## CHALLENGE A
Edit the stored dataset items from the line containing "tab-safety-first[interactable]: Safety first" down through the line containing "list-item: Before using" by replacing "exclamation-icon" with "alert-icon". Return only those lines with nothing else altered.

=======

You pass by a shop, and in the display window, you see a nice bag. You don’t need a new bag, but it’s too nice you find yourself taking it straight to the cashier. You go home and realize you’ll need to skip lunch for a month if you want to stay within your budget.

Impulse purchases are things you can control. So get a hold of yourself. Do not let your mind trick you that a bag will make all of your problems go away. It won’t. In fact, it can worsen them.

Financial illiteracy

The first step to financial literacy is to keep track of what you’re spending. And by keeping track, we don’t mean “mental accounting.” Make it a habit to jot down your expenses in a notebook. You want to be accurate.

Another crucial step to financial literary is to begin to save. Today is the best day to start. Stop delaying. Once you have enough money saved, start looking into investment opportunities.

Limited financial portfolio

Speaking of investment, your goal should be a diverse financial portfolio. You do not want to put all your eggs in one basket or all your precious baskets in one storage. If that storage burns, you lose everything. So spread out your capital over a variety of assets. Think real estate, cryptocurrency, forex, and bank products.

=======

## CHALLENGE B
Resume the personal finance text right after its final sentence.

(Stored dataset items)
=======

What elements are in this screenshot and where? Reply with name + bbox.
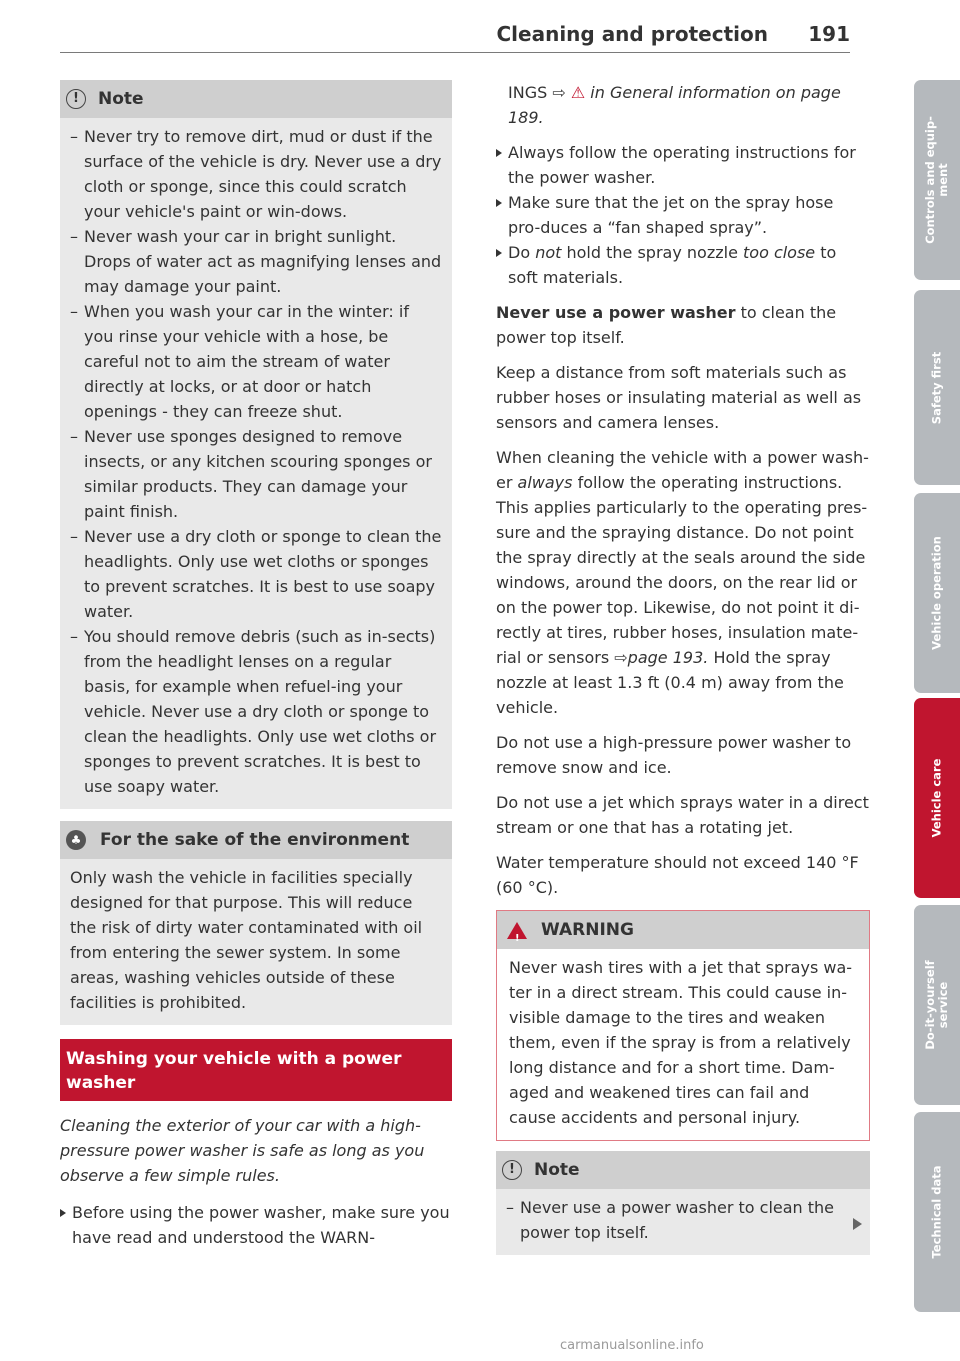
tab-safety-first[interactable]: Safety first xyxy=(914,290,960,485)
watermark: carmanualsonline.info xyxy=(560,1338,704,1353)
paragraph: Water temperature should not exceed 140 °F (60 °C). xyxy=(496,853,859,897)
exclamation-icon: ! xyxy=(66,89,86,109)
list-item: – Never use sponges designed to remove insects, or any kitchen scouring sponges or similar products. They can damage your paint finish. xyxy=(70,424,442,524)
tab-technical-data[interactable]: Technical data xyxy=(914,1112,960,1312)
note-box xyxy=(60,80,452,809)
right-column xyxy=(496,80,870,1255)
exclamation-icon: ! xyxy=(502,1160,522,1180)
tab-controls-and-equipment[interactable]: Controls and equip- ment xyxy=(914,80,960,280)
list-item: Before using the power washer, make sure you have read and understood the WARN- xyxy=(60,1200,452,1250)
warning-body: Never wash tires with a jet that sprays wa-ter in a direct stream. This could cause in-visible damage to the tires and weaken them, even if the spray is from a relatively long distance and for a short time. Dam-aged and weakened tires can fail and cause accidents and personal injury. xyxy=(497,949,869,1140)
list-item: Make sure that the jet on the spray hose pro-duces a “fan shaped spray”. xyxy=(496,190,870,240)
list-item: – Never use a dry cloth or sponge to clean the headlights. Only use wet cloths or sponges to prevent scratches. It is best to use soapy water. xyxy=(70,524,442,624)
reference-arrow-icon: ⇨ xyxy=(552,83,566,102)
tab-do-it-yourself-service[interactable]: Do-it-yourself service xyxy=(914,905,960,1105)
section-intro: Cleaning the exterior of your car with a high-pressure power washer is safe as long as you observe a few simple rules. xyxy=(60,1116,425,1185)
list-item: – When you wash your car in the winter: if you rinse your vehicle with a hose, be careful not to aim the stream of water directly at locks, or at door or hatch openings - they can freeze shut. xyxy=(70,299,442,424)
note-header xyxy=(496,1151,870,1189)
list-item: Do not hold the spray nozzle too close to soft materials. xyxy=(496,240,870,290)
left-column xyxy=(60,80,452,1250)
list-item: Always follow the operating instructions for the power washer. xyxy=(496,140,870,190)
note-box xyxy=(496,1151,870,1255)
reference-arrow-icon: ⇨ xyxy=(614,648,628,667)
steps-list xyxy=(496,140,870,290)
note-body xyxy=(496,1189,870,1255)
environment-body xyxy=(60,859,452,1025)
paragraph: Do not use a jet which sprays water in a direct stream or one that has a rotating jet. xyxy=(496,793,869,837)
cross-reference[interactable]: page 193. xyxy=(627,648,709,667)
environment-box xyxy=(60,821,452,1025)
paragraph: Never use a power washer to clean the power top itself. xyxy=(496,303,837,347)
environment-title: For the sake of the environment xyxy=(100,829,410,850)
note-body xyxy=(60,118,452,809)
note-title: Note xyxy=(534,1159,580,1180)
note-list xyxy=(70,124,442,799)
page-header xyxy=(60,18,850,53)
note-list xyxy=(506,1195,860,1245)
warning-title: WARNING xyxy=(541,919,634,940)
list-item: – Never try to remove dirt, mud or dust if the surface of the vehicle is dry. Never use a dry cloth or sponge, since this could scratch your vehicle's paint or win-dows. xyxy=(70,124,442,224)
paragraph: Keep a distance from soft materials such as rubber hoses or insulating material as well as sensors and camera lenses. xyxy=(496,363,862,432)
paragraph: Do not use a high-pressure power washer to remove snow and ice. xyxy=(496,733,852,777)
steps-list xyxy=(60,1200,452,1250)
tab-vehicle-care[interactable]: Vehicle care xyxy=(914,698,960,898)
paragraph: When cleaning the vehicle with a power wash-er always follow the operating instructions. This applies particularly to the operating pres-sure and the spraying distance. Do not point the spray directly at the seals around the side windows, around the doors, on the rear lid or on the power top. Likewise, do not point it di-rectly at tires, rubber hoses, insulation mate-rial or sensors ⇨page 193. Hold the spray nozzle at least 1.3 ft (0.4 m) away from the vehicle. xyxy=(496,448,869,717)
environment-header xyxy=(60,821,452,859)
warning-triangle-icon: ! xyxy=(507,922,527,939)
chapter-title: Cleaning and protection xyxy=(496,22,768,46)
list-item: – Never wash your car in bright sunlight. Drops of water act as magnifying lenses and may damage your paint. xyxy=(70,224,442,299)
continuation-paragraph: INGS ⇨ ⚠ in General information on page 189. xyxy=(508,83,841,127)
warning-box xyxy=(496,910,870,1141)
cross-reference[interactable]: in General information on page 189. xyxy=(508,83,841,127)
continued-arrow-icon xyxy=(853,1218,862,1230)
list-item: – Never use a power washer to clean the power top itself. xyxy=(506,1195,860,1245)
note-header xyxy=(60,80,452,118)
warning-triangle-icon: ⚠ xyxy=(570,83,586,102)
warning-header xyxy=(497,911,869,949)
note-title: Note xyxy=(98,88,144,109)
tab-vehicle-operation[interactable]: Vehicle operation xyxy=(914,493,960,693)
list-item: – You should remove debris (such as in-sects) from the headlight lenses on a regular basis, for example when refuel-ing your vehicle. Never use a dry cloth or sponge to clean the headlights. Only use wet cloths or sponges to prevent scratches. It is best to use soapy water. xyxy=(70,624,442,799)
section-title: Washing your vehicle with a power washer xyxy=(60,1039,452,1101)
leaf-icon: ♣ xyxy=(66,830,86,850)
page-number: 191 xyxy=(808,22,850,46)
environment-text: Only wash the vehicle in facilities specially designed for that purpose. This will reduce the risk of dirty water contaminated with oil from entering the sewer system. In some areas, washing vehicles outside of these facilities is prohibited. xyxy=(70,868,423,1012)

=======

## EXERCISE RESULT A
tab-safety-first[interactable]: Safety first xyxy=(914,290,960,485)
watermark: carmanualsonline.info xyxy=(560,1338,704,1353)
paragraph: Water temperature should not exceed 140 °F (60 °C). xyxy=(496,853,859,897)
alert-icon: ! xyxy=(66,89,86,109)
list-item: – Never use sponges designed to remove insects, or any kitchen scouring sponges or similar products. They can damage your paint finish. xyxy=(70,424,442,524)
tab-technical-data[interactable]: Technical data xyxy=(914,1112,960,1312)
note-box xyxy=(60,80,452,809)
right-column xyxy=(496,80,870,1255)
alert-icon: ! xyxy=(502,1160,522,1180)
tab-controls-and-equipment[interactable]: Controls and equip- ment xyxy=(914,80,960,280)
list-item: Before using the power washer, make sure you have read and understood the WARN- xyxy=(60,1200,452,1250)

## EXERCISE RESULT B
Your financial security should be on top of your priorities. Knowing that your finances are in order will give you peace of mind. With peace of mind, you’ll be less likely to bear the brunt of too much stress. That would be beneficial to your physical health. Moreover, when money matters are taken care of, you’ll have better relationships with the people in your life. You won’t act like the Grinch, angry and angsty and avoided by everyone.

One of the major roadblocks to financial security is procrastination. It’s the seven-headed monster you need to slay. While that will be no less than a challenge, it is doable. You just need to have a clear-cut financial plan. And it should be one you believe in with all your heart. Every time you waver, imagine your retirement years. That should give you a kick in the rear.